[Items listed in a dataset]
-- -- --

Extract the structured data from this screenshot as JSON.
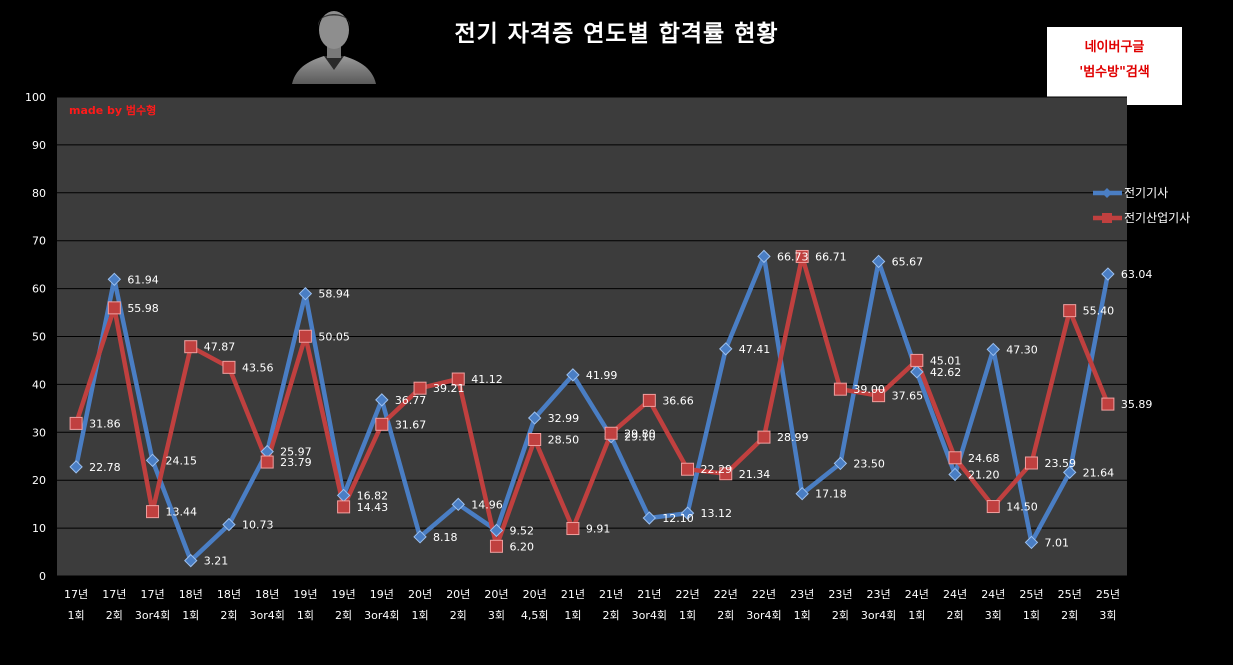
{
  "chart_data": {
    "type": "line",
    "title": "전기 자격증 연도별 합격률 현황",
    "watermark": "made by  범수형",
    "badge": {
      "line1": "네이버구글",
      "line2": "'범수방\"검색"
    },
    "ylim": [
      0,
      100
    ],
    "yticks": [
      0,
      10,
      20,
      30,
      40,
      50,
      60,
      70,
      80,
      90,
      100
    ],
    "grid": true,
    "legend_position": "right",
    "categories": [
      [
        "17년",
        "1회"
      ],
      [
        "17년",
        "2회"
      ],
      [
        "17년",
        "3or4회"
      ],
      [
        "18년",
        "1회"
      ],
      [
        "18년",
        "2회"
      ],
      [
        "18년",
        "3or4회"
      ],
      [
        "19년",
        "1회"
      ],
      [
        "19년",
        "2회"
      ],
      [
        "19년",
        "3or4회"
      ],
      [
        "20년",
        "1회"
      ],
      [
        "20년",
        "2회"
      ],
      [
        "20년",
        "3회"
      ],
      [
        "20년",
        "4,5회"
      ],
      [
        "21년",
        "1회"
      ],
      [
        "21년",
        "2회"
      ],
      [
        "21년",
        "3or4회"
      ],
      [
        "22년",
        "1회"
      ],
      [
        "22년",
        "2회"
      ],
      [
        "22년",
        "3or4회"
      ],
      [
        "23년",
        "1회"
      ],
      [
        "23년",
        "2회"
      ],
      [
        "23년",
        "3or4회"
      ],
      [
        "24년",
        "1회"
      ],
      [
        "24년",
        "2회"
      ],
      [
        "24년",
        "3회"
      ],
      [
        "25년",
        "1회"
      ],
      [
        "25년",
        "2회"
      ],
      [
        "25년",
        "3회"
      ]
    ],
    "series": [
      {
        "name": "전기기사",
        "color": "#4a7ec4",
        "values": [
          22.78,
          61.94,
          24.15,
          3.21,
          10.73,
          25.97,
          58.94,
          16.82,
          36.77,
          8.18,
          14.96,
          9.52,
          32.99,
          41.99,
          29.1,
          12.1,
          13.12,
          47.41,
          66.73,
          17.18,
          23.5,
          65.67,
          42.62,
          21.2,
          47.3,
          7.01,
          21.64,
          63.04
        ]
      },
      {
        "name": "전기산업기사",
        "color": "#c0403f",
        "values": [
          31.86,
          55.98,
          13.44,
          47.87,
          43.56,
          23.79,
          50.05,
          14.43,
          31.67,
          39.21,
          41.12,
          6.2,
          28.5,
          9.91,
          29.8,
          36.66,
          22.29,
          21.34,
          28.99,
          66.71,
          39.0,
          37.65,
          45.01,
          24.68,
          14.5,
          23.59,
          55.4,
          35.89
        ]
      }
    ]
  }
}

-- -- --

WRITTEN EXERCISE —
All of the lines above should be retyped precisely, apart from the pictures.

EXERCISE SOLUTION —
Extract the structured data from this screenshot as JSON.
{
  "chart_data": {
    "type": "line",
    "title": "전기 자격증 연도별 합격률 현황",
    "watermark": "made by  범수형",
    "badge": {
      "line1": "네이버구글",
      "line2": "'범수방\"검색"
    },
    "ylim": [
      0,
      100
    ],
    "yticks": [
      0,
      10,
      20,
      30,
      40,
      50,
      60,
      70,
      80,
      90,
      100
    ],
    "grid": true,
    "legend_position": "right",
    "categories": [
      [
        "17년",
        "1회"
      ],
      [
        "17년",
        "2회"
      ],
      [
        "17년",
        "3or4회"
      ],
      [
        "18년",
        "1회"
      ],
      [
        "18년",
        "2회"
      ],
      [
        "18년",
        "3or4회"
      ],
      [
        "19년",
        "1회"
      ],
      [
        "19년",
        "2회"
      ],
      [
        "19년",
        "3or4회"
      ],
      [
        "20년",
        "1회"
      ],
      [
        "20년",
        "2회"
      ],
      [
        "20년",
        "3회"
      ],
      [
        "20년",
        "4,5회"
      ],
      [
        "21년",
        "1회"
      ],
      [
        "21년",
        "2회"
      ],
      [
        "21년",
        "3or4회"
      ],
      [
        "22년",
        "1회"
      ],
      [
        "22년",
        "2회"
      ],
      [
        "22년",
        "3or4회"
      ],
      [
        "23년",
        "1회"
      ],
      [
        "23년",
        "2회"
      ],
      [
        "23년",
        "3or4회"
      ],
      [
        "24년",
        "1회"
      ],
      [
        "24년",
        "2회"
      ],
      [
        "24년",
        "3회"
      ],
      [
        "25년",
        "1회"
      ],
      [
        "25년",
        "2회"
      ],
      [
        "25년",
        "3회"
      ]
    ],
    "series": [
      {
        "name": "전기기사",
        "color": "#4a7ec4",
        "values": [
          22.78,
          61.94,
          24.15,
          3.21,
          10.73,
          25.97,
          58.94,
          16.82,
          36.77,
          8.18,
          14.96,
          9.52,
          32.99,
          41.99,
          29.1,
          12.1,
          13.12,
          47.41,
          66.73,
          17.18,
          23.5,
          65.67,
          42.62,
          21.2,
          47.3,
          7.01,
          21.64,
          63.04
        ]
      },
      {
        "name": "전기산업기사",
        "color": "#c0403f",
        "values": [
          31.86,
          55.98,
          13.44,
          47.87,
          43.56,
          23.79,
          50.05,
          14.43,
          31.67,
          39.21,
          41.12,
          6.2,
          28.5,
          9.91,
          29.8,
          36.66,
          22.29,
          21.34,
          28.99,
          66.71,
          39.0,
          37.65,
          45.01,
          24.68,
          14.5,
          23.59,
          55.4,
          35.89
        ]
      }
    ]
  }
}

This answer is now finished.